• [Instructions to follow]
Reproduce all entries verbatim, with nothing added or dropped.

• [Dataset records]
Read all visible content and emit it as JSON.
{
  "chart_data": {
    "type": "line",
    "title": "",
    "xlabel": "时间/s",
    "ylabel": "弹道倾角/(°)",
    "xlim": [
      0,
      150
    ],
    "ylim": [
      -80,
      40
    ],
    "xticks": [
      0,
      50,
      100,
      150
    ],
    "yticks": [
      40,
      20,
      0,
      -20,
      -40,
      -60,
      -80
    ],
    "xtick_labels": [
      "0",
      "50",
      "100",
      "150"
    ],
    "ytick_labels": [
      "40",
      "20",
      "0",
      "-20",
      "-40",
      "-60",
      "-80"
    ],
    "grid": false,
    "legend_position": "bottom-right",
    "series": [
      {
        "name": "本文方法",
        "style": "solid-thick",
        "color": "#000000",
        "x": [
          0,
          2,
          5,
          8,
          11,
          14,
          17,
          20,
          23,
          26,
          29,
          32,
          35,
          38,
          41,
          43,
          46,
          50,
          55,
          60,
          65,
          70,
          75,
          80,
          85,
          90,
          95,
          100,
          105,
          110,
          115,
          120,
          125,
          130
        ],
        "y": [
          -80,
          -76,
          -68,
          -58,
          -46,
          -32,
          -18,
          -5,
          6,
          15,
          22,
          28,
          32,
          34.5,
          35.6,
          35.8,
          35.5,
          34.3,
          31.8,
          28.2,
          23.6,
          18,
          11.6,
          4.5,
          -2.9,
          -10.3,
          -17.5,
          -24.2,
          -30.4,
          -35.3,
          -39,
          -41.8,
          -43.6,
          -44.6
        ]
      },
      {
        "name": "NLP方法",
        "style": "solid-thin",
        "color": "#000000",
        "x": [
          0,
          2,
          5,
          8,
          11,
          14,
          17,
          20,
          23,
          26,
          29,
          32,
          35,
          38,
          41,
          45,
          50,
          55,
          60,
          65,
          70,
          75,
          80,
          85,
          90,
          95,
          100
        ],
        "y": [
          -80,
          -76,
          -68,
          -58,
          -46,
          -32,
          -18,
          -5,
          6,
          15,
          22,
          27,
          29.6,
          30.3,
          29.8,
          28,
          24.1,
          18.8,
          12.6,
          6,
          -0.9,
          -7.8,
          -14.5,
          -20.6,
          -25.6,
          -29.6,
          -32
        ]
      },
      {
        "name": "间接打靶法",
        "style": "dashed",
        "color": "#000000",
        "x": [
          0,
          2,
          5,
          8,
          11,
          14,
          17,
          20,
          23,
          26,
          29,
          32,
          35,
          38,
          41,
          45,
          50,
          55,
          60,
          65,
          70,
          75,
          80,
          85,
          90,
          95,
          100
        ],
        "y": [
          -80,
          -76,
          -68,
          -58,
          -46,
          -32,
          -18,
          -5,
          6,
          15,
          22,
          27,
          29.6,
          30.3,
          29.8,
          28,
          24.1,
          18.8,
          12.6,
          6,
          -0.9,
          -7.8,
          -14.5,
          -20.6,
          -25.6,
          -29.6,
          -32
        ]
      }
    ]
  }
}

• [Exercise answer]
Read all visible content and emit it as JSON.
{
  "chart_data": {
    "type": "line",
    "title": "",
    "xlabel": "时间/s",
    "ylabel": "弹道倾角/(°)",
    "xlim": [
      0,
      150
    ],
    "ylim": [
      -80,
      40
    ],
    "xticks": [
      0,
      50,
      100,
      150
    ],
    "yticks": [
      40,
      20,
      0,
      -20,
      -40,
      -60,
      -80
    ],
    "xtick_labels": [
      "0",
      "50",
      "100",
      "150"
    ],
    "ytick_labels": [
      "40",
      "20",
      "0",
      "-20",
      "-40",
      "-60",
      "-80"
    ],
    "grid": false,
    "legend_position": "bottom-right",
    "series": [
      {
        "name": "本文方法",
        "style": "solid-thick",
        "color": "#000000",
        "x": [
          0,
          2,
          5,
          8,
          11,
          14,
          17,
          20,
          23,
          26,
          29,
          32,
          35,
          38,
          41,
          43,
          46,
          50,
          55,
          60,
          65,
          70,
          75,
          80,
          85,
          90,
          95,
          100,
          105,
          110,
          115,
          120,
          125,
          130
        ],
        "y": [
          -80,
          -76,
          -68,
          -58,
          -46,
          -32,
          -18,
          -5,
          6,
          15,
          22,
          28,
          32,
          34.5,
          35.6,
          35.8,
          35.5,
          34.3,
          31.8,
          28.2,
          23.6,
          18,
          11.6,
          4.5,
          -2.9,
          -10.3,
          -17.5,
          -24.2,
          -30.4,
          -35.3,
          -39,
          -41.8,
          -43.6,
          -44.6
        ]
      },
      {
        "name": "NLP方法",
        "style": "solid-thin",
        "color": "#000000",
        "x": [
          0,
          2,
          5,
          8,
          11,
          14,
          17,
          20,
          23,
          26,
          29,
          32,
          35,
          38,
          41,
          45,
          50,
          55,
          60,
          65,
          70,
          75,
          80,
          85,
          90,
          95,
          100
        ],
        "y": [
          -80,
          -76,
          -68,
          -58,
          -46,
          -32,
          -18,
          -5,
          6,
          15,
          22,
          27,
          29.6,
          30.3,
          29.8,
          28,
          24.1,
          18.8,
          12.6,
          6,
          -0.9,
          -7.8,
          -14.5,
          -20.6,
          -25.6,
          -29.6,
          -32
        ]
      },
      {
        "name": "间接打靶法",
        "style": "dashed",
        "color": "#000000",
        "x": [
          0,
          2,
          5,
          8,
          11,
          14,
          17,
          20,
          23,
          26,
          29,
          32,
          35,
          38,
          41,
          45,
          50,
          55,
          60,
          65,
          70,
          75,
          80,
          85,
          90,
          95,
          100
        ],
        "y": [
          -80,
          -76,
          -68,
          -58,
          -46,
          -32,
          -18,
          -5,
          6,
          15,
          22,
          27,
          29.6,
          30.3,
          29.8,
          28,
          24.1,
          18.8,
          12.6,
          6,
          -0.9,
          -7.8,
          -14.5,
          -20.6,
          -25.6,
          -29.6,
          -32
        ]
      }
    ]
  }
}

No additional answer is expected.